(Collected data entries)
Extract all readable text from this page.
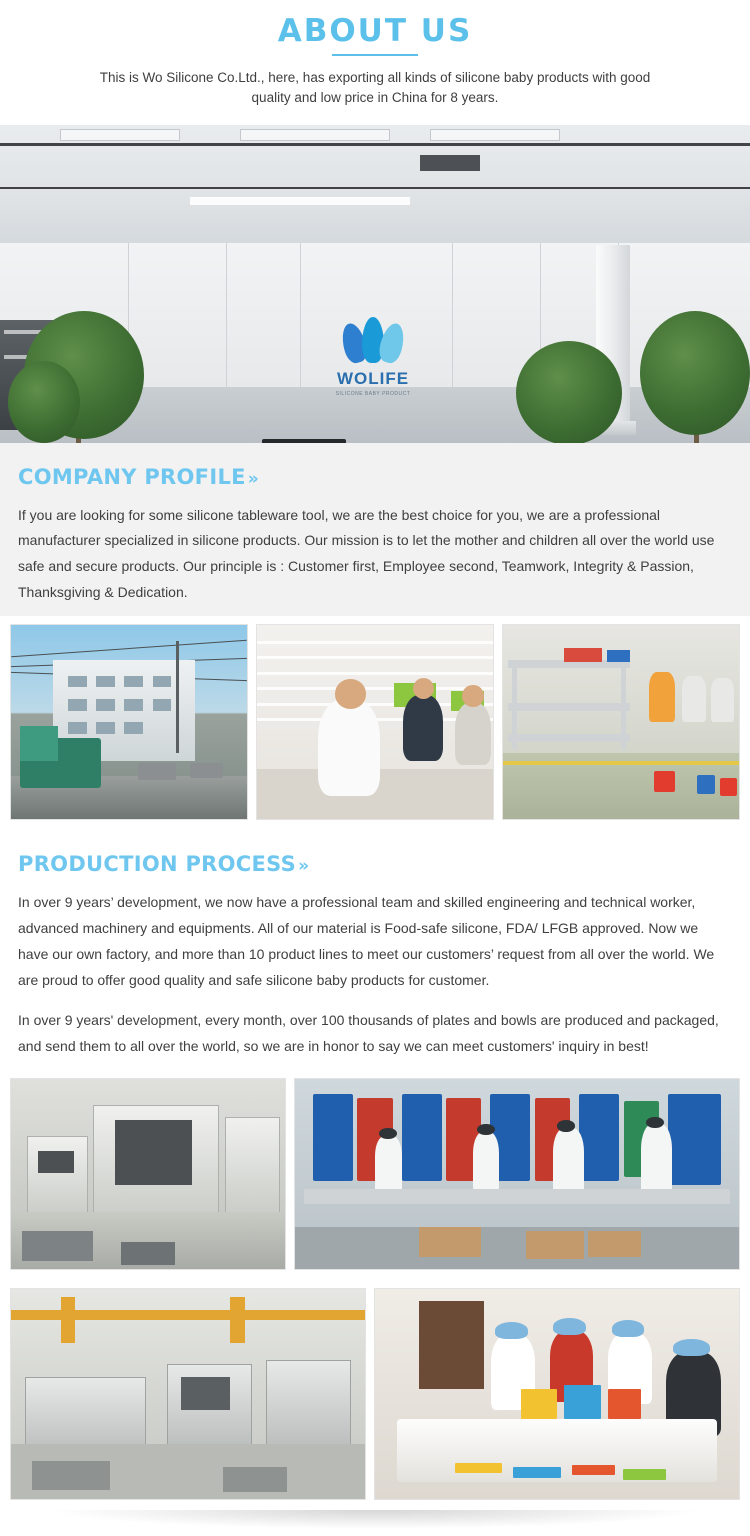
ABOUT US

This is Wo Silicone Co.Ltd., here, has exporting all kinds of silicone baby products with good quality and low price in China for 8 years.

WOLIFE
SILICONE BABY PRODUCT
COMPANY PROFILE »

If you are looking for some silicone tableware tool, we are the best choice for you, we are a professional manufacturer specialized in silicone products. Our mission is to let the mother and children all over the world use safe and secure products. Our principle is : Customer first, Employee second, Teamwork, Integrity & Passion, Thanksgiving & Dedication.

PRODUCTION PROCESS »

In over 9 years’ development, we now have a professional team and skilled engineering and technical worker, advanced machinery and equipments. All of our material is Food-safe silicone, FDA/ LFGB approved. Now we have our own factory, and more than 10 product lines to meet our customers’ request from all over the world. We are proud to offer good quality and safe silicone baby products for customer.

In over 9 years' development, every month, over 100 thousands of plates and bowls are produced and packaged, and send them to all over the world, so we are in honor to say we can meet customers' inquiry in best!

__What is required__: Write the records out again in full, exactly, and skip every picture.

__Response to this exercise__:
Extract all readable text from this page.
ABOUT US

This is Wo Silicone Co.Ltd., here, has exporting all kinds of silicone baby products with good quality and low price in China for 8 years.

WOLIFE
SILICONE BABY PRODUCT
COMPANY PROFILE »

If you are looking for some silicone tableware tool, we are the best choice for you, we are a professional manufacturer specialized in silicone products. Our mission is to let the mother and children all over the world use safe and secure products. Our principle is : Customer first, Employee second, Teamwork, Integrity & Passion, Thanksgiving & Dedication.

PRODUCTION PROCESS »

In over 9 years’ development, we now have a professional team and skilled engineering and technical worker, advanced machinery and equipments. All of our material is Food-safe silicone, FDA/ LFGB approved. Now we have our own factory, and more than 10 product lines to meet our customers’ request from all over the world. We are proud to offer good quality and safe silicone baby products for customer.

In over 9 years' development, every month, over 100 thousands of plates and bowls are produced and packaged, and send them to all over the world, so we are in honor to say we can meet customers' inquiry in best!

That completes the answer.